# Extracted data entries:
* * * * *
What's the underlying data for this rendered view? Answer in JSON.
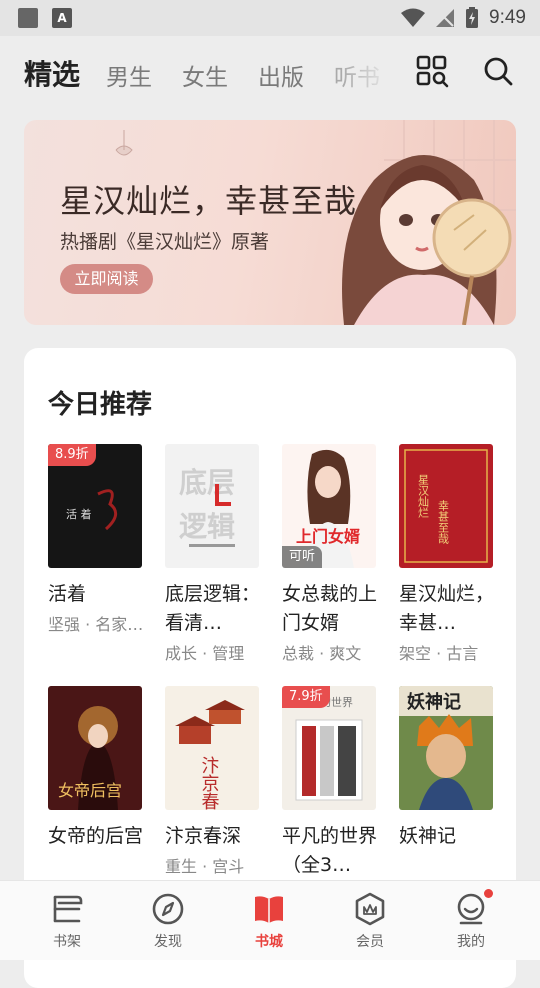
{
  "status_bar": {
    "time": "9:49"
  },
  "top_tabs": [
    {
      "label": "精选"
    },
    {
      "label": "男生"
    },
    {
      "label": "女生"
    },
    {
      "label": "出版"
    },
    {
      "label": "听书"
    }
  ],
  "banner": {
    "title": "星汉灿烂，幸甚至哉",
    "subtitle": "热播剧《星汉灿烂》原著",
    "button": "立即阅读"
  },
  "section": {
    "title": "今日推荐",
    "books": [
      {
        "title": "活着",
        "tags": "坚强 · 名家…",
        "badge": "8.9折"
      },
      {
        "title": "底层逻辑：看清…",
        "tags": "成长 · 管理"
      },
      {
        "title": "女总裁的上门女婿",
        "tags": "总裁 · 爽文",
        "badge": "可听"
      },
      {
        "title": "星汉灿烂，幸甚…",
        "tags": "架空 · 古言"
      },
      {
        "title": "女帝的后宫",
        "tags": ""
      },
      {
        "title": "汴京春深",
        "tags": "重生 · 宫斗"
      },
      {
        "title": "平凡的世界（全3…",
        "tags": "",
        "badge": "7.9折"
      },
      {
        "title": "妖神记",
        "tags": ""
      }
    ]
  },
  "bottom_nav": [
    {
      "label": "书架",
      "icon": "bookshelf-icon"
    },
    {
      "label": "发现",
      "icon": "compass-icon"
    },
    {
      "label": "书城",
      "icon": "bookstore-icon"
    },
    {
      "label": "会员",
      "icon": "vip-icon"
    },
    {
      "label": "我的",
      "icon": "profile-icon"
    }
  ],
  "colors": {
    "accent": "#e8413d",
    "banner_button": "#d48b86"
  }
}
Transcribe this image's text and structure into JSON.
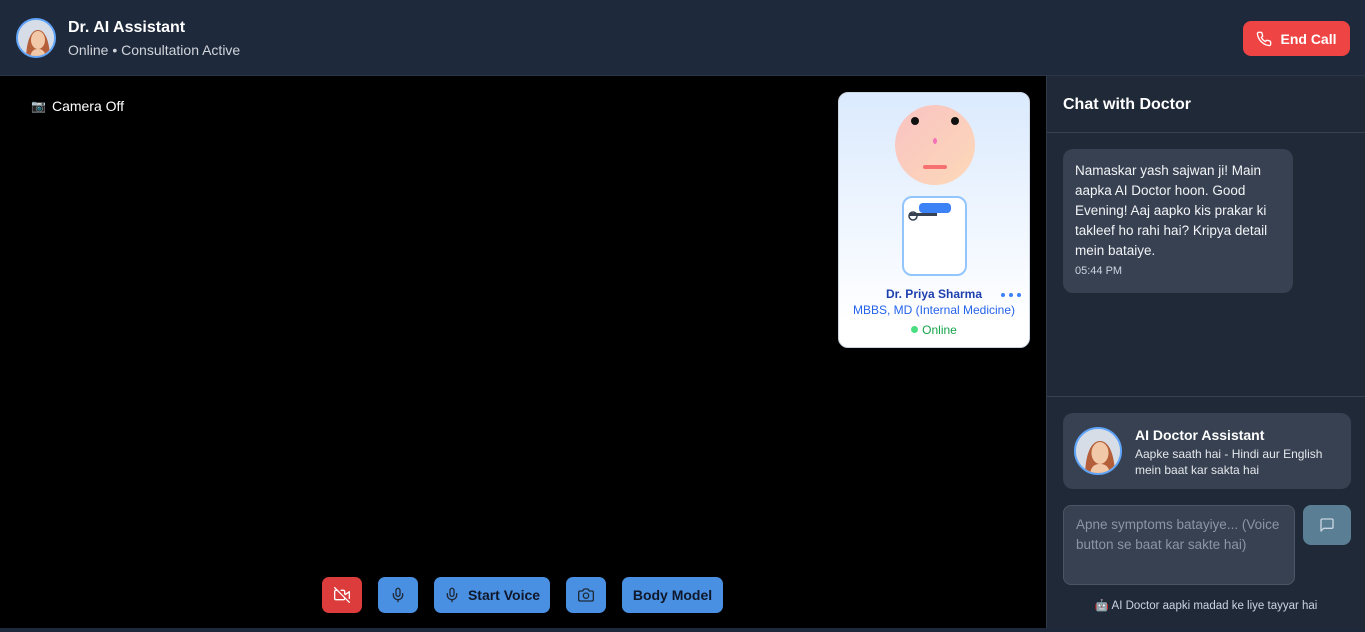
{
  "header": {
    "title": "Dr. AI Assistant",
    "status": "Online • Consultation Active",
    "end_call_label": "End Call",
    "end_call_color": "#ef4444"
  },
  "video": {
    "camera_status": "Camera Off",
    "camera_icon": "camera-icon",
    "doctor_card": {
      "name": "Dr. Priya Sharma",
      "degree": "MBBS, MD (Internal Medicine)",
      "status": "Online"
    },
    "controls": {
      "camera_toggle_icon": "video-off-icon",
      "mic_icon": "microphone-icon",
      "start_voice_label": "Start Voice",
      "snapshot_icon": "camera-icon",
      "body_model_label": "Body Model"
    }
  },
  "chat": {
    "title": "Chat with Doctor",
    "messages": [
      {
        "text": "Namaskar yash sajwan ji! Main aapka AI Doctor hoon. Good Evening! Aaj aapko kis prakar ki takleef ho rahi hai? Kripya detail mein bataiye.",
        "time": "05:44 PM"
      }
    ],
    "assistant": {
      "title": "AI Doctor Assistant",
      "subtitle": "Aapke saath hai - Hindi aur English mein baat kar sakta hai"
    },
    "input_placeholder": "Apne symptoms batayiye... (Voice button se baat kar sakte hai)",
    "send_icon": "message-icon",
    "footer_note": "AI Doctor aapki madad ke liye tayyar hai",
    "footer_icon": "robot-icon"
  }
}
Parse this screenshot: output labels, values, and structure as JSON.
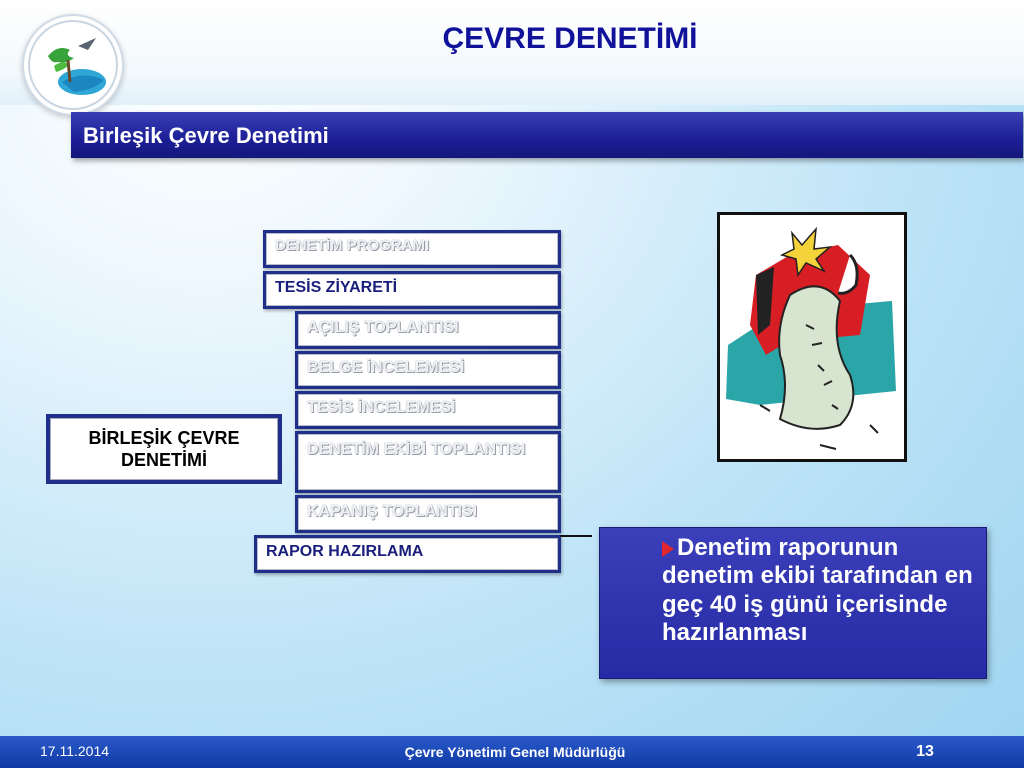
{
  "header": {
    "title": "ÇEVRE DENETİMİ",
    "logo_icon": "ministry-logo-icon"
  },
  "subtitle": "Birleşik Çevre Denetimi",
  "steps": [
    {
      "label": "DENETİM PROGRAMI",
      "state": "faded"
    },
    {
      "label": "TESİS ZİYARETİ",
      "state": "active"
    },
    {
      "label": "AÇILIŞ TOPLANTISI",
      "state": "faded"
    },
    {
      "label": "BELGE İNCELEMESİ",
      "state": "faded"
    },
    {
      "label": "TESİS İNCELEMESİ",
      "state": "faded"
    },
    {
      "label": "DENETİM EKİBİ TOPLANTISI",
      "state": "faded"
    },
    {
      "label": "KAPANIŞ TOPLANTISI",
      "state": "faded"
    },
    {
      "label": "RAPOR HAZIRLAMA",
      "state": "active"
    }
  ],
  "main_box": {
    "line1": "BİRLEŞİK ÇEVRE",
    "line2": "DENETİMİ"
  },
  "info": {
    "bullet_icon": "red-arrow-bullet-icon",
    "text": "Denetim  raporunun denetim ekibi tarafından en geç 40 iş günü içerisinde hazırlanması"
  },
  "clipart_icon": "document-clipart-icon",
  "footer": {
    "date": "17.11.2014",
    "org": "Çevre Yönetimi Genel Müdürlüğü",
    "page": "13"
  },
  "colors": {
    "title": "#10139a",
    "bar": "#1c1f96",
    "footer": "#0f3aa6",
    "active_text": "#1a1f7c"
  }
}
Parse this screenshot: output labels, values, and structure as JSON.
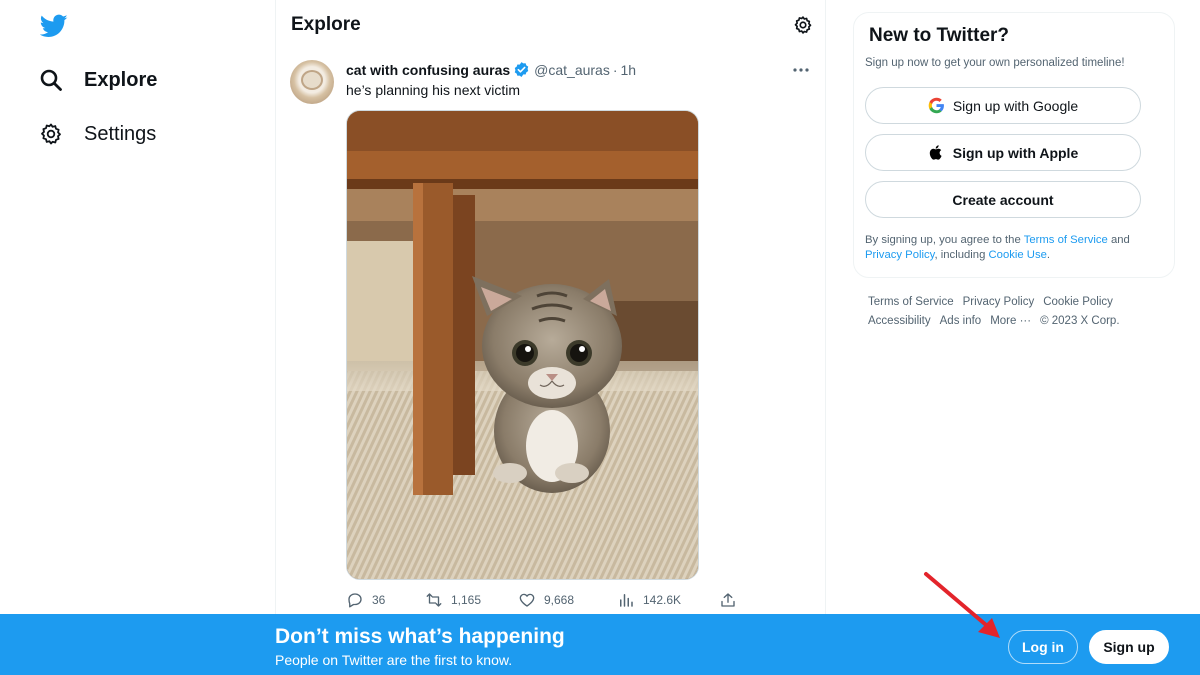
{
  "nav": {
    "logo_icon": "twitter-bird-icon",
    "items": [
      {
        "label": "Explore",
        "icon": "search-icon",
        "active": true
      },
      {
        "label": "Settings",
        "icon": "gear-icon",
        "active": false
      }
    ]
  },
  "main": {
    "title": "Explore",
    "settings_icon": "gear-icon"
  },
  "tweet": {
    "author_name": "cat with confusing auras",
    "verified": true,
    "handle": "@cat_auras",
    "separator": "·",
    "time": "1h",
    "text": "he’s planning his next victim",
    "media": "photo of a small tabby kitten sitting under a wooden table",
    "actions": {
      "replies": "36",
      "retweets": "1,165",
      "likes": "9,668",
      "views": "142.6K"
    }
  },
  "signup_card": {
    "title": "New to Twitter?",
    "subtitle": "Sign up now to get your own personalized timeline!",
    "google_button": "Sign up with Google",
    "apple_button": "Sign up with Apple",
    "create_button": "Create account",
    "legal_prefix": "By signing up, you agree to the ",
    "terms_link": "Terms of Service",
    "legal_and": " and ",
    "privacy_link": "Privacy Policy",
    "legal_including": ", including ",
    "cookie_link": "Cookie Use",
    "legal_end": "."
  },
  "footer": {
    "terms": "Terms of Service",
    "privacy": "Privacy Policy",
    "cookie": "Cookie Policy",
    "accessibility": "Accessibility",
    "ads": "Ads info",
    "more": "More ···",
    "copyright": "© 2023 X Corp."
  },
  "banner": {
    "title": "Don’t miss what’s happening",
    "subtitle": "People on Twitter are the first to know.",
    "login_label": "Log in",
    "signup_label": "Sign up"
  },
  "colors": {
    "brand_blue": "#1d9bf0",
    "text_primary": "#0f1419",
    "text_secondary": "#536471",
    "annotation_red": "#e3242b"
  }
}
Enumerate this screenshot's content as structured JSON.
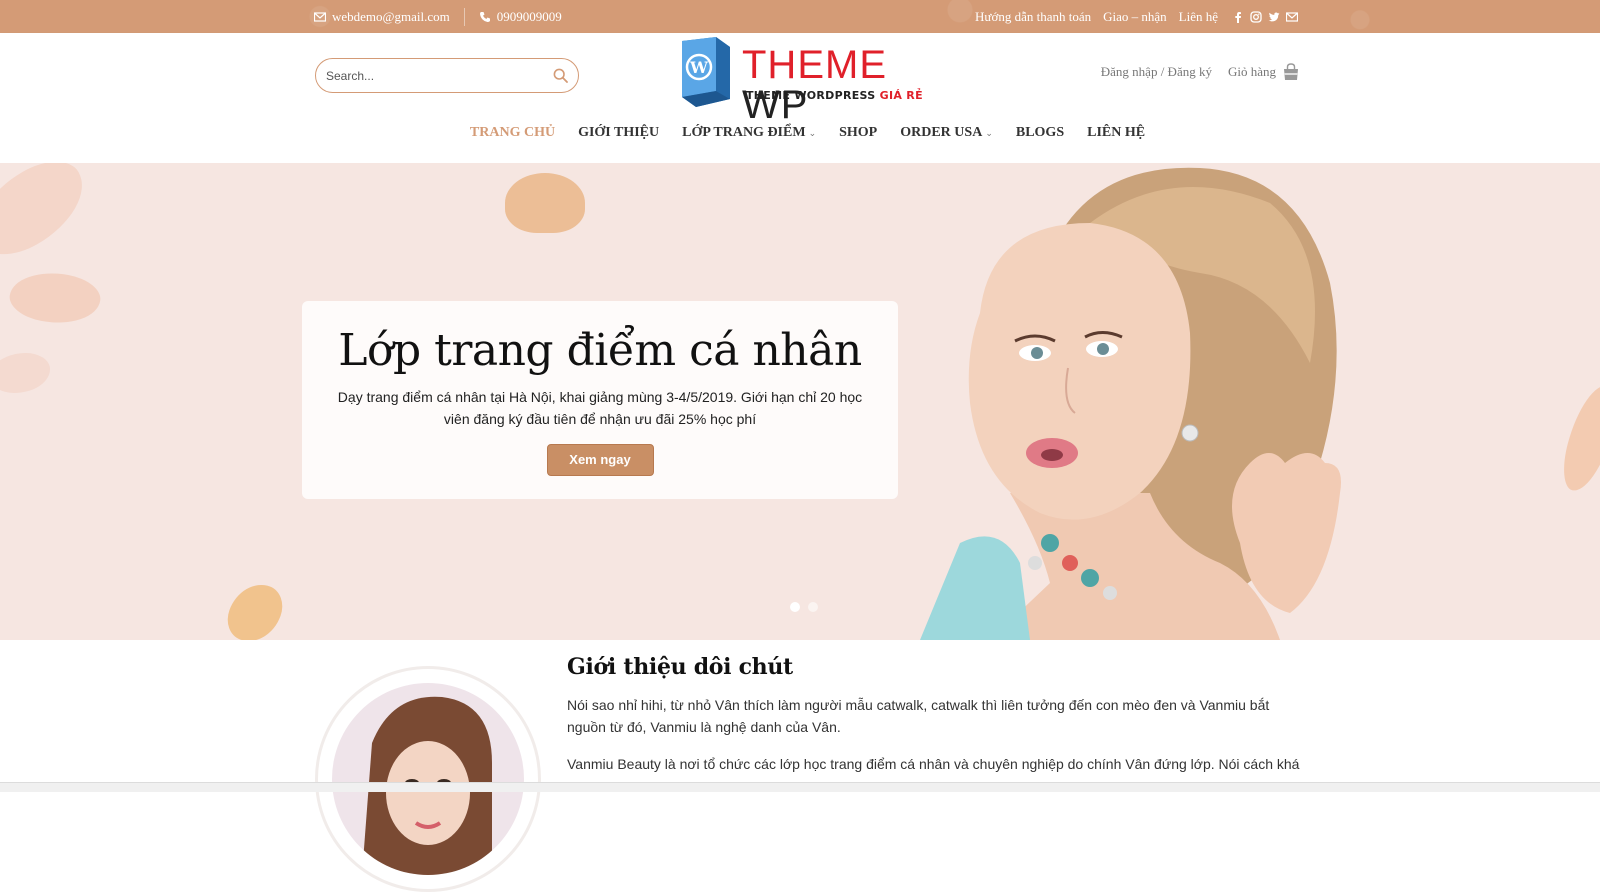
{
  "topbar": {
    "email": "webdemo@gmail.com",
    "phone": "0909009009",
    "links": [
      "Hướng dẫn thanh toán",
      "Giao – nhận",
      "Liên hệ"
    ],
    "socials": [
      "facebook-icon",
      "instagram-icon",
      "twitter-icon",
      "mail-icon"
    ]
  },
  "header": {
    "search_placeholder": "Search...",
    "logo": {
      "word1": "THEME",
      "word2": "WP",
      "tag_main": "THEME WORDPRESS",
      "tag_red": "GIÁ RẺ"
    },
    "account": "Đăng nhập / Đăng ký",
    "cart": "Giỏ hàng"
  },
  "nav": {
    "items": [
      {
        "label": "TRANG CHỦ",
        "active": true
      },
      {
        "label": "GIỚI THIỆU"
      },
      {
        "label": "LỚP TRANG ĐIỂM",
        "dropdown": true
      },
      {
        "label": "SHOP"
      },
      {
        "label": "ORDER USA",
        "dropdown": true
      },
      {
        "label": "BLOGS"
      },
      {
        "label": "LIÊN HỆ"
      }
    ]
  },
  "hero": {
    "title": "Lớp trang điểm cá nhân",
    "text": "Dạy trang điểm cá nhân tại Hà Nội, khai giảng mùng 3-4/5/2019. Giới hạn chỉ 20 học viên đăng ký đầu tiên để nhận ưu đãi 25% học phí",
    "button": "Xem ngay",
    "slides": 2,
    "active_slide": 1
  },
  "about": {
    "title": "Giới thiệu dôi chút",
    "p1": "Nói sao nhỉ hihi, từ nhỏ Vân thích làm người mẫu catwalk, catwalk thì liên tưởng đến con mèo đen và Vanmiu bắt nguồn từ đó, Vanmiu là nghệ danh của Vân.",
    "p2": "Vanmiu Beauty là nơi tổ chức các lớp học trang điểm cá nhân và chuyên nghiệp do chính Vân đứng lớp. Nói cách khác"
  },
  "colors": {
    "accent": "#d49b76",
    "hero_bg": "#f6e6e1",
    "button": "#c98f65"
  }
}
* * * * *
# TASK BRIEF:
Copy each line of the listing that contains the string "TOPLANTISI".

# EXERCISE ANSWER:
      "label": "AÇILIŞ TOPLANTISI",
      "label": "DENETİM EKİBİ TOPLANTISI",
      "label": "KAPANIŞ TOPLANTISI",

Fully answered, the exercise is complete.